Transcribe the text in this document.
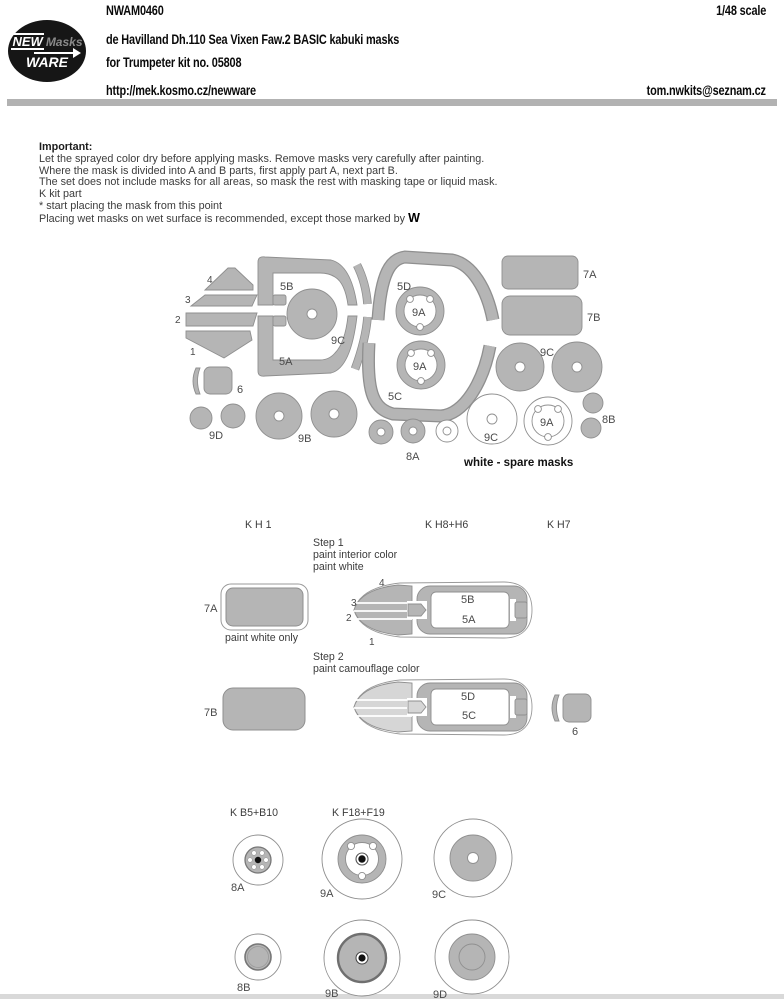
NEW Masks
WARE
NWAM0460	1/48 scale
de Havilland Dh.110 Sea Vixen Faw.2 BASIC kabuki masks
for Trumpeter kit no. 05808
http://mek.kosmo.cz/newware	tom.nwkits@seznam.cz
Important:
Let the sprayed color dry before applying masks. Remove masks very carefully after painting.
Where the mask is divided into A and B parts, first apply part A, next part B.
The set does not include masks for all areas, so mask the rest with masking tape or liquid mask.
K kit part
* start placing the mask from this point
Placing wet masks on wet surface is recommended, except those marked by W
4
3
2
1
5B
5A
9C
5D
9A
9A
5C
7A
7B
9C
8B
6
9D	9B
8A
9C
9A
white - spare masks
K H 1	K H8+H6	K H7
Step 1
paint interior color
paint white
7A
paint white only
4
3
2
1
5B
5A
Step 2
paint camouflage color
7B
5D
5C
6
K B5+B10	K F18+F19
8A	9A	9C
8B	9B	9D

·····

**Task objective:**
Go through the material above and print all of it exactly, except the pictures.

**Exercise solution:**
Transcribe the text in this document.
NEW Masks
WARE
NWAM0460	1/48 scale
de Havilland Dh.110 Sea Vixen Faw.2 BASIC kabuki masks
for Trumpeter kit no. 05808
http://mek.kosmo.cz/newware	tom.nwkits@seznam.cz
Important:
Let the sprayed color dry before applying masks. Remove masks very carefully after painting.
Where the mask is divided into A and B parts, first apply part A, next part B.
The set does not include masks for all areas, so mask the rest with masking tape or liquid mask.
K kit part
* start placing the mask from this point
Placing wet masks on wet surface is recommended, except those marked by W
4
3
2
1
5B
5A
9C
5D
9A
9A
5C
7A
7B
9C
8B
6
9D	9B
8A
9C
9A
white - spare masks
K H 1	K H8+H6	K H7
Step 1
paint interior color
paint white
7A
paint white only
4
3
2
1
5B
5A
Step 2
paint camouflage color
7B
5D
5C
6
K B5+B10	K F18+F19
8A	9A	9C
8B	9B	9D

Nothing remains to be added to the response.